··· DATA ROWS ···

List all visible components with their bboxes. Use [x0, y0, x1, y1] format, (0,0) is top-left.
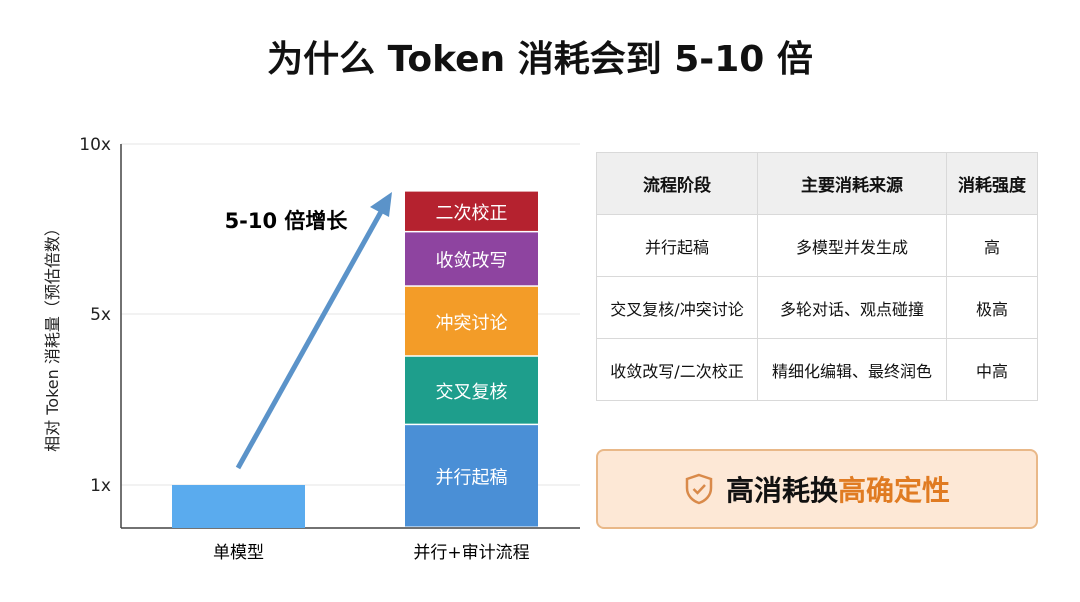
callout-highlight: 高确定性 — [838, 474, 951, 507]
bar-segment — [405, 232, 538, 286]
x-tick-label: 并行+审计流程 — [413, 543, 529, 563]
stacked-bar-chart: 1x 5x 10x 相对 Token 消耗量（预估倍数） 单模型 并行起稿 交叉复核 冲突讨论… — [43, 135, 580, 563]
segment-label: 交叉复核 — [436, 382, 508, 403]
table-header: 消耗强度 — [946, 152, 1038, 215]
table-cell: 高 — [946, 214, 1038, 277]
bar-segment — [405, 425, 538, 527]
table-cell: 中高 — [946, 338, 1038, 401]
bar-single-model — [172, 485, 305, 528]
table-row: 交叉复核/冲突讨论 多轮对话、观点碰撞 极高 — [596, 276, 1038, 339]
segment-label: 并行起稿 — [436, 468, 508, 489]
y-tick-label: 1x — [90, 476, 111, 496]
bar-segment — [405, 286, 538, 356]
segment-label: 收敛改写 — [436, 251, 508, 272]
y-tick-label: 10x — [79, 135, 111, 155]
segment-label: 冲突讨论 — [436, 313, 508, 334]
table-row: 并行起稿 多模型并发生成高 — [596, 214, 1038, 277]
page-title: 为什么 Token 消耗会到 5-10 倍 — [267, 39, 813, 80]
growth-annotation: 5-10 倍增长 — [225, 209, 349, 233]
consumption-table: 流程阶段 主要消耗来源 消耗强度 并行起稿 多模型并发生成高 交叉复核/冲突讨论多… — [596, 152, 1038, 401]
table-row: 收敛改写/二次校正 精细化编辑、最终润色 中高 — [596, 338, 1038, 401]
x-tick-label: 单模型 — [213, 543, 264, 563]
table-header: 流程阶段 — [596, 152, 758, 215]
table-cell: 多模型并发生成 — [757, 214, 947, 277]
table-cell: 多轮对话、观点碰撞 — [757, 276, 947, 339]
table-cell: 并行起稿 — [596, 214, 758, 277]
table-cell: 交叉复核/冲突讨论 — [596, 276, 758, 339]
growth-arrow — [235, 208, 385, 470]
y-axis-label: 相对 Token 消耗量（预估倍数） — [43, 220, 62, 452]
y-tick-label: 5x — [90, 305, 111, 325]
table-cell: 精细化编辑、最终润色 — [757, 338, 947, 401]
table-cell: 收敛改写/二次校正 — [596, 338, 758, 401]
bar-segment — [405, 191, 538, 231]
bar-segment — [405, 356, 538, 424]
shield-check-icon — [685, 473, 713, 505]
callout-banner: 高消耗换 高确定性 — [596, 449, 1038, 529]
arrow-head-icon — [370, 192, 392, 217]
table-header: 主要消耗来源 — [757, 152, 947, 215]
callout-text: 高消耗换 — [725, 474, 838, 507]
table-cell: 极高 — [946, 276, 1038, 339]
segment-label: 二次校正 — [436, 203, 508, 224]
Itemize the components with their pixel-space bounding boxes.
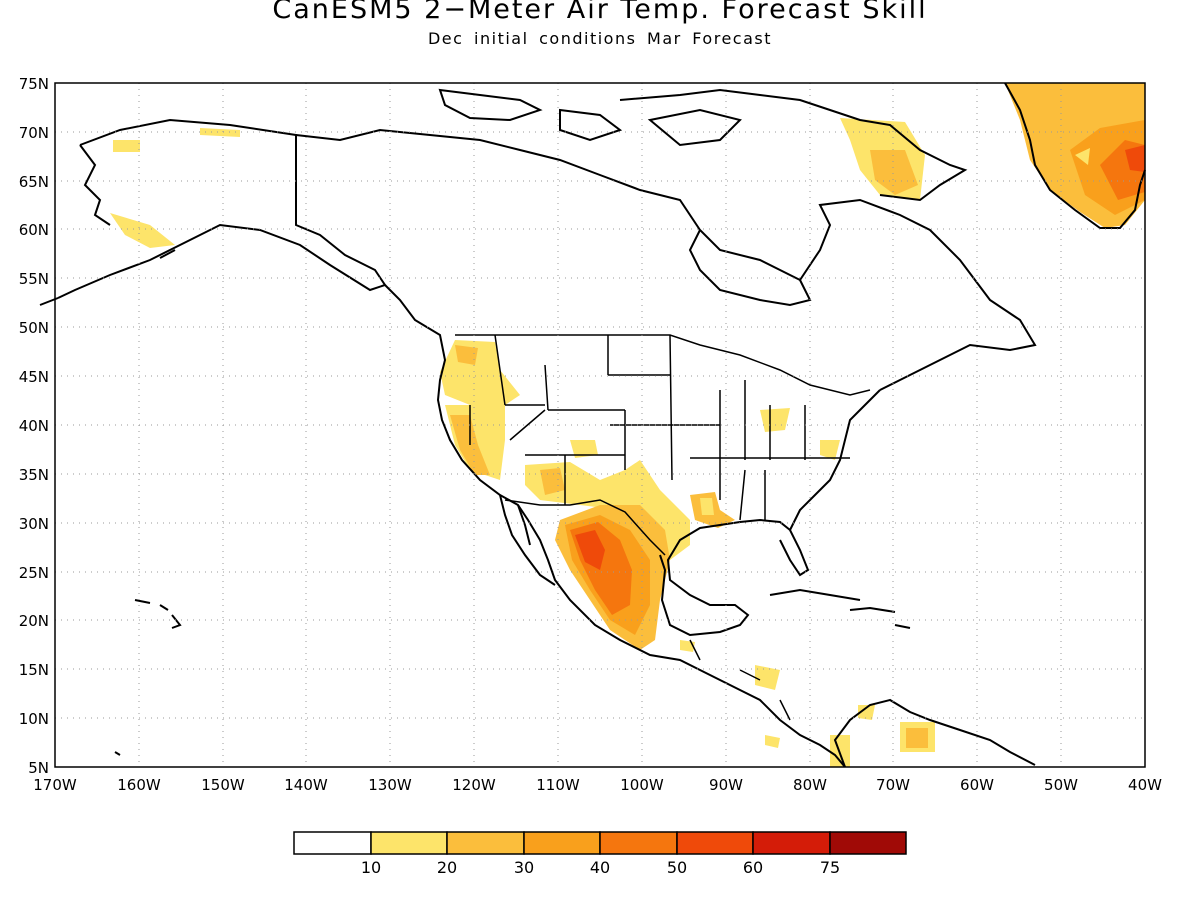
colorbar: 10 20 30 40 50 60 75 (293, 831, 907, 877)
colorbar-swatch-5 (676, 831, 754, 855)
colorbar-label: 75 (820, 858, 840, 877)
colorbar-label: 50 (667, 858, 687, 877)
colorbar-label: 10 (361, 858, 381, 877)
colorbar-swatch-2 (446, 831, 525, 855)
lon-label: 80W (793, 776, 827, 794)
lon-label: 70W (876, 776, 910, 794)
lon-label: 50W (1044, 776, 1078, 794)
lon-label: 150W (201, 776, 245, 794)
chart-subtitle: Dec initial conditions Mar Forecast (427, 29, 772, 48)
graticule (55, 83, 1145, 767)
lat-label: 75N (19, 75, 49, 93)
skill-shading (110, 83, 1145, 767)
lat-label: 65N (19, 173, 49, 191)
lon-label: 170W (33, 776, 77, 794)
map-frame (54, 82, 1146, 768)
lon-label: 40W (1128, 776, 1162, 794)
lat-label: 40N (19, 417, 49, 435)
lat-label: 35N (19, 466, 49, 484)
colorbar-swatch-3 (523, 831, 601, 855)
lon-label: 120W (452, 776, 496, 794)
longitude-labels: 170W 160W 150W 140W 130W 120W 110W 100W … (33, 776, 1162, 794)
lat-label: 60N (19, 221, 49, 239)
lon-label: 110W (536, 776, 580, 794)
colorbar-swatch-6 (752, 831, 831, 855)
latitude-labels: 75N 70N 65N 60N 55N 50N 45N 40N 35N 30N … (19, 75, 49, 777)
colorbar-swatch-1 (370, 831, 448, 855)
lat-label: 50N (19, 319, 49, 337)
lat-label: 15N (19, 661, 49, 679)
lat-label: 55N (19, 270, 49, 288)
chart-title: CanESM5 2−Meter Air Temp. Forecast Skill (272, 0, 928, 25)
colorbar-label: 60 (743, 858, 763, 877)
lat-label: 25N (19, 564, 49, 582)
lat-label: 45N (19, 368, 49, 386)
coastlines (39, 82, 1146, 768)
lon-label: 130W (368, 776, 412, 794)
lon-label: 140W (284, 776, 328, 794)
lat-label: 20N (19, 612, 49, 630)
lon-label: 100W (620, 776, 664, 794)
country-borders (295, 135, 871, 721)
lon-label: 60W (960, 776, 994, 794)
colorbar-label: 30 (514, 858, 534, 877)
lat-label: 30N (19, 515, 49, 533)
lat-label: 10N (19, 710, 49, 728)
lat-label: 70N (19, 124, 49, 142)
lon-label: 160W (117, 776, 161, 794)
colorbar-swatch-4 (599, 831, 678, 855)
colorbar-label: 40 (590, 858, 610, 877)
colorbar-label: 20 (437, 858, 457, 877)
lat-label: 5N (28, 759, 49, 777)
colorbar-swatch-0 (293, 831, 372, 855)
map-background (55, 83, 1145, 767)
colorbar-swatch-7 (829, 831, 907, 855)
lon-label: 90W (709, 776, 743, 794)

···
··· DATA ROWS ···

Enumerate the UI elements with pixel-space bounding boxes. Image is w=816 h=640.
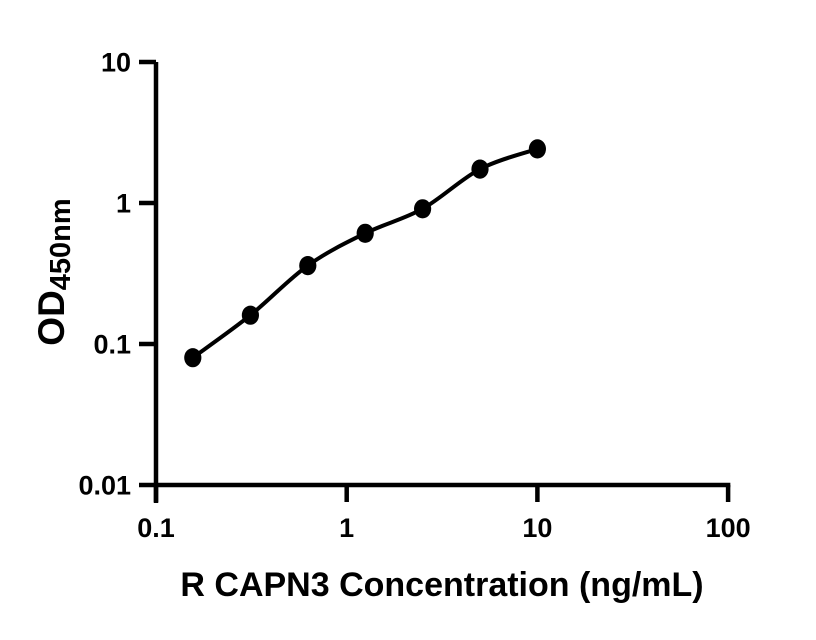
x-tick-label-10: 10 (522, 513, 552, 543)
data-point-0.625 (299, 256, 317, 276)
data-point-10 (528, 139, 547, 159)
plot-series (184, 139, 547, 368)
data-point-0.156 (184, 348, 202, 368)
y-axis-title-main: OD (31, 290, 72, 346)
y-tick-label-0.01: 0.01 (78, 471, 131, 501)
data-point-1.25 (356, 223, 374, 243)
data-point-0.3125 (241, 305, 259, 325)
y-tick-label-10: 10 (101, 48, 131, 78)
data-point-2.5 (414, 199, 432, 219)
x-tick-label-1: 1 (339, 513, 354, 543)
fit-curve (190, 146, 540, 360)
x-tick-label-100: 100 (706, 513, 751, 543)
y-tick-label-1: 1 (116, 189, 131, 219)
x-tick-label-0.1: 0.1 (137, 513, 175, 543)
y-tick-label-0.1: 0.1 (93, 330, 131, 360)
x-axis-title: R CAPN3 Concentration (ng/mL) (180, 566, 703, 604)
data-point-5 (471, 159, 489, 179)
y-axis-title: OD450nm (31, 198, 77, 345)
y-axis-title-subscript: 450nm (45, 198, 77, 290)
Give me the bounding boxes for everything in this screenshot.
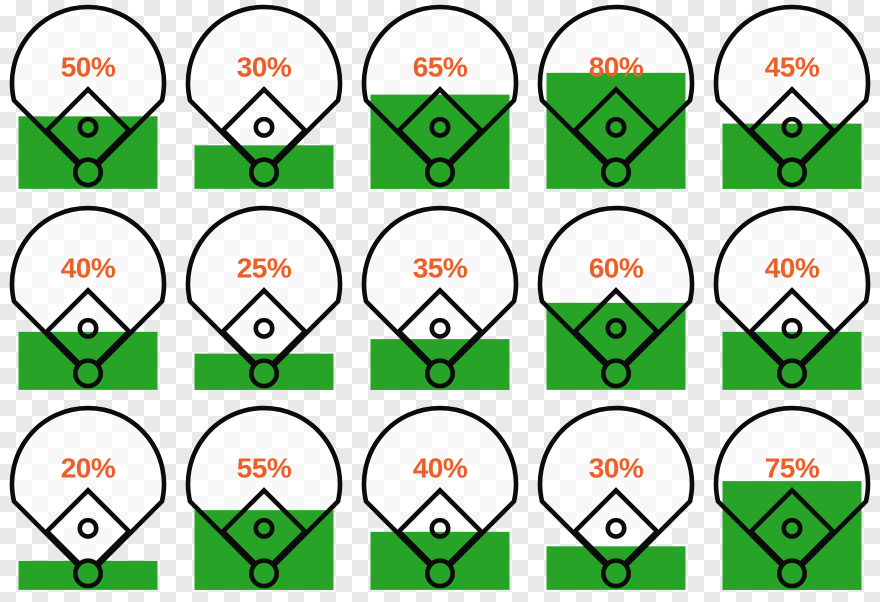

···

*EXERCISE BRIEF*
Starting with the line that contains "List all visible" and going on through the line that contains "table-row: 交叉复核/冲突讨论 多轮对话、观点碰撞", output those lines as a Markdown table with the columns Number and Line. Number each row, and omit blank lines and pictures.

*SOLUTION*
| Number | Line |
|---|---|
| 1 | List all visible components with their bboxes. Use [x0, y0, x1, y1] format, (0,0) is top-left. |
| 2 | callout-highlight: 高确定性 — [838, 474, 951, 507] |
| 3 | bar-segment — [405, 232, 538, 286] |
| 4 | x-tick-label: 并行+审计流程 — [413, 543, 529, 563] |
| 5 | stacked-bar-chart: 1x 5x 10x 相对 Token 消耗量（预估倍数） 单模型 并行起稿 交叉复核 冲突讨论… — [43, 135, 580, 563] |
| 6 | segment-label: 交叉复核 — [436, 382, 508, 403] |
| 7 | table-header: 消耗强度 — [946, 152, 1038, 215] |
| 8 | table-cell: 高 — [946, 214, 1038, 277] |
| 9 | bar-segment — [405, 425, 538, 527] |
| 10 | table-cell: 中高 — [946, 338, 1038, 401] |
| 11 | bar-single-model — [172, 485, 305, 528] |
| 12 | table-row: 交叉复核/冲突讨论 多轮对话、观点碰撞 极高 — [596, 276, 1038, 339] |